### PROVIDED ENTRIES
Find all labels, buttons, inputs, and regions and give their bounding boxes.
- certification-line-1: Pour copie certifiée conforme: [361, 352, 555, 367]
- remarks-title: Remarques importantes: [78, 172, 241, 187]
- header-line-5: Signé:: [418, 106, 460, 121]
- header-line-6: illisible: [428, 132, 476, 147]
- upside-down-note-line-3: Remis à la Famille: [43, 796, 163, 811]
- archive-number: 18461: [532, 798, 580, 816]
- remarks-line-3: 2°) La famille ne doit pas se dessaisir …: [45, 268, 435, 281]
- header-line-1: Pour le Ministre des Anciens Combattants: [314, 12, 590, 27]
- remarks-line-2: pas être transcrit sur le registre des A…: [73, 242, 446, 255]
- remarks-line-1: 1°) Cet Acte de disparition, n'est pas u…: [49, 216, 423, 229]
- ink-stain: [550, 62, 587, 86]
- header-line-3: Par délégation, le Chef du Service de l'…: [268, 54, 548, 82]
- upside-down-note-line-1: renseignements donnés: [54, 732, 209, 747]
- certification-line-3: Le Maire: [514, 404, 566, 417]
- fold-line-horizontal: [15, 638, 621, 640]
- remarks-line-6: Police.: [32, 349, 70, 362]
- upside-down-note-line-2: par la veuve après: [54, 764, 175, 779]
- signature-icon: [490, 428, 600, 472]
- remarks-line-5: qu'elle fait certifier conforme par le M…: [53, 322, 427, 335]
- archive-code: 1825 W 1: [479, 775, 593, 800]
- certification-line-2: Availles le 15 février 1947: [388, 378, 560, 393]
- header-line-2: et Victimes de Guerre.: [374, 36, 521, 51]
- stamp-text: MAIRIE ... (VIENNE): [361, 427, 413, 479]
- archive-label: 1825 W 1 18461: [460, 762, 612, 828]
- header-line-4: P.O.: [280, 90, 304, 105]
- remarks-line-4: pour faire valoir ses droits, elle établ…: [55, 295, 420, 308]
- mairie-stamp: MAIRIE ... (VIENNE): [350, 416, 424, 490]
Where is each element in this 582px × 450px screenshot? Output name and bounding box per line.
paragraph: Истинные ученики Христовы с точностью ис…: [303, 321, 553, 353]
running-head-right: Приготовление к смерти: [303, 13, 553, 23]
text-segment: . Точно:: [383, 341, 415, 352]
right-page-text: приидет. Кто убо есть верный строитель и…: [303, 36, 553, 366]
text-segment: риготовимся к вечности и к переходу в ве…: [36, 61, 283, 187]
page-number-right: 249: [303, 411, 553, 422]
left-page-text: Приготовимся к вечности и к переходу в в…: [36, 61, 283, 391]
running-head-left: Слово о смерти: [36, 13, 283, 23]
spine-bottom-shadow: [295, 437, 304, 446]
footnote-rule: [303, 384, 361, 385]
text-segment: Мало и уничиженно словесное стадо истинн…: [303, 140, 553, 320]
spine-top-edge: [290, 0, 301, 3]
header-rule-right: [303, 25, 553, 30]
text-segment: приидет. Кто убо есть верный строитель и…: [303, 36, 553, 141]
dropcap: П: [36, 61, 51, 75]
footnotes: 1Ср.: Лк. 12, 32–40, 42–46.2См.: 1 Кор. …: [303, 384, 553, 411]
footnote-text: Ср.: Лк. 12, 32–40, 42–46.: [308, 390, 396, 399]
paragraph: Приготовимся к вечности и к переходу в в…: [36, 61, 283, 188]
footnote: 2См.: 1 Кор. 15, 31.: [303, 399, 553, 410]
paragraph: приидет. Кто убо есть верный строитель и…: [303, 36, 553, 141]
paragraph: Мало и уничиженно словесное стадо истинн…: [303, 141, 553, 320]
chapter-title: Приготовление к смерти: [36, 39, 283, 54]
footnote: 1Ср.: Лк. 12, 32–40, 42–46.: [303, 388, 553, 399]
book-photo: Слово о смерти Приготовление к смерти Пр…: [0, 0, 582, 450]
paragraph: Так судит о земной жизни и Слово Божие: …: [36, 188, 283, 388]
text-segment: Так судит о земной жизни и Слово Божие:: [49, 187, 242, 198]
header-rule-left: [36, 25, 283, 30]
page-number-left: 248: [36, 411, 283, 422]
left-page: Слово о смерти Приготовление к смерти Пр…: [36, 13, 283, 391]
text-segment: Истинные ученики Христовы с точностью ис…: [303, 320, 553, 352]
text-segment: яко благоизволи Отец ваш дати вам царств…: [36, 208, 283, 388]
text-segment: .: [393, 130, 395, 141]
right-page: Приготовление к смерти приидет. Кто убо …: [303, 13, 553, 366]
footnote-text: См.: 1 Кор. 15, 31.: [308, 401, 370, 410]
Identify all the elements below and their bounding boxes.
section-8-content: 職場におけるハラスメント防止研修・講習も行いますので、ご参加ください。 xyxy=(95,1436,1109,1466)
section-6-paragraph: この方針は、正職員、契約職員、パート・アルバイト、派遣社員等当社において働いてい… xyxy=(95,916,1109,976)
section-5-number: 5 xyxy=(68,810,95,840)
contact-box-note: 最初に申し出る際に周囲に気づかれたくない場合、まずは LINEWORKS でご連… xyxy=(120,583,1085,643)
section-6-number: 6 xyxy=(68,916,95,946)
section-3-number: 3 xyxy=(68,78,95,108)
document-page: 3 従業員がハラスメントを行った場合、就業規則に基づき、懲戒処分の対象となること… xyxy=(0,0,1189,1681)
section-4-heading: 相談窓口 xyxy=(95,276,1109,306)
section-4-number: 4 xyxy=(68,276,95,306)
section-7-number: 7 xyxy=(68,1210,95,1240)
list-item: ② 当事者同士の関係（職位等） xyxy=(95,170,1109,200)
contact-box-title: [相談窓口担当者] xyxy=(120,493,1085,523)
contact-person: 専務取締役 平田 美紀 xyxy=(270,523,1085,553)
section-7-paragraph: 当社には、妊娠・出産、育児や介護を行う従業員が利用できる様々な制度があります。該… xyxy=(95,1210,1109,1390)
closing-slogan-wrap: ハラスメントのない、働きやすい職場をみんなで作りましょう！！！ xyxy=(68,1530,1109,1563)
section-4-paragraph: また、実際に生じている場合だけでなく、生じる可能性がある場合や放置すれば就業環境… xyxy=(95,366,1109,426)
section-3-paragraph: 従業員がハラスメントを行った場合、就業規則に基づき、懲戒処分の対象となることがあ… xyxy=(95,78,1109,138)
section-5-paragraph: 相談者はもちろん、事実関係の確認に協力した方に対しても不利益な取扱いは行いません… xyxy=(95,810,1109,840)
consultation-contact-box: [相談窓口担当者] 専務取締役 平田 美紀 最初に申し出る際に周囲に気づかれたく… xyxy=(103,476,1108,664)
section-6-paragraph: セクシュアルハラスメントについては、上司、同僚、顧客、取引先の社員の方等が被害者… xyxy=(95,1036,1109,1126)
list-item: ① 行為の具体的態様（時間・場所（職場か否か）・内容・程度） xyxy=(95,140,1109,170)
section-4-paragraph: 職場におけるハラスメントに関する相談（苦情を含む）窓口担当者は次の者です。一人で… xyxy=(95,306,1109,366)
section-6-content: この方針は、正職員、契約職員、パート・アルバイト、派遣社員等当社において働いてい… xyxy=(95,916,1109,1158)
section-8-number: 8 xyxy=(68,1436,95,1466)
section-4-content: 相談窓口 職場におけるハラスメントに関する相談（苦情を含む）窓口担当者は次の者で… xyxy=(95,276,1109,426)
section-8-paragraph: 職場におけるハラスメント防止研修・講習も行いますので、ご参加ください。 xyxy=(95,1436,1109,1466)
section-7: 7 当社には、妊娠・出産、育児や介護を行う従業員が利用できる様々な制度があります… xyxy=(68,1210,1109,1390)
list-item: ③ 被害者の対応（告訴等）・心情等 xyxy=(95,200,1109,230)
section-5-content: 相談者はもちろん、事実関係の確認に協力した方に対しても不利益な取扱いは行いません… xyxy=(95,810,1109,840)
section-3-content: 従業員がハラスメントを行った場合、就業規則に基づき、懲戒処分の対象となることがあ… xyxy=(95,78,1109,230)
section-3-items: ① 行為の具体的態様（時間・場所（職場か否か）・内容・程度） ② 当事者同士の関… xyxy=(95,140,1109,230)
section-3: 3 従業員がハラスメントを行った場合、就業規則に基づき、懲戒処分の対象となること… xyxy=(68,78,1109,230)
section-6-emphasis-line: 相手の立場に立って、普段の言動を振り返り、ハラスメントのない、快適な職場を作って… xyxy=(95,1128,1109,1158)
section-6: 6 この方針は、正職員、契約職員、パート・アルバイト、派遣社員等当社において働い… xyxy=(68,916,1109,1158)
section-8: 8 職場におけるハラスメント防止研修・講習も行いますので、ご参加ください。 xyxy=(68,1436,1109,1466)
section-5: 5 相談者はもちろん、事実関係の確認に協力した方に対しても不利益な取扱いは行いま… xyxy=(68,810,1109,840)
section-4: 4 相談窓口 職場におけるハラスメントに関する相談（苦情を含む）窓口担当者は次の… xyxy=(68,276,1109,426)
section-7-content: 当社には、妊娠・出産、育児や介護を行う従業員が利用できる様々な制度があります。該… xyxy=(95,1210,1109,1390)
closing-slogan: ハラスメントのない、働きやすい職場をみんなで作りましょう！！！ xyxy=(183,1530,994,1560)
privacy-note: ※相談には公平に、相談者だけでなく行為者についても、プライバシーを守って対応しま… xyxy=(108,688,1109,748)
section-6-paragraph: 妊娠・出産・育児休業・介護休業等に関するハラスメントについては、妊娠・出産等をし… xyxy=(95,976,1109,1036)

### TASK STATEMENT
Output the material from its first line through the line holding "- ink-stain: [550, 62, 587, 86]", inclusive, as a Markdown table with the columns Row and Line, leaving out any blank lines.

### EXPECTED OUTPUT
| Row | Line |
|---|---|
| 1 | Find all labels, buttons, inputs, and regions and give their bounding boxes. |
| 2 | - certification-line-1: Pour copie certifiée conforme: [361, 352, 555, 367] |
| 3 | - remarks-title: Remarques importantes: [78, 172, 241, 187] |
| 4 | - header-line-5: Signé:: [418, 106, 460, 121] |
| 5 | - header-line-6: illisible: [428, 132, 476, 147] |
| 6 | - upside-down-note-line-3: Remis à la Famille: [43, 796, 163, 811] |
| 7 | - archive-number: 18461: [532, 798, 580, 816] |
| 8 | - remarks-line-3: 2°) La famille ne doit pas se dessaisir …: [45, 268, 435, 281] |
| 9 | - header-line-1: Pour le Ministre des Anciens Combattants: [314, 12, 590, 27] |
| 10 | - remarks-line-2: pas être transcrit sur le registre des A…: [73, 242, 446, 255] |
| 11 | - remarks-line-1: 1°) Cet Acte de disparition, n'est pas u…: [49, 216, 423, 229] |
| 12 | - ink-stain: [550, 62, 587, 86] |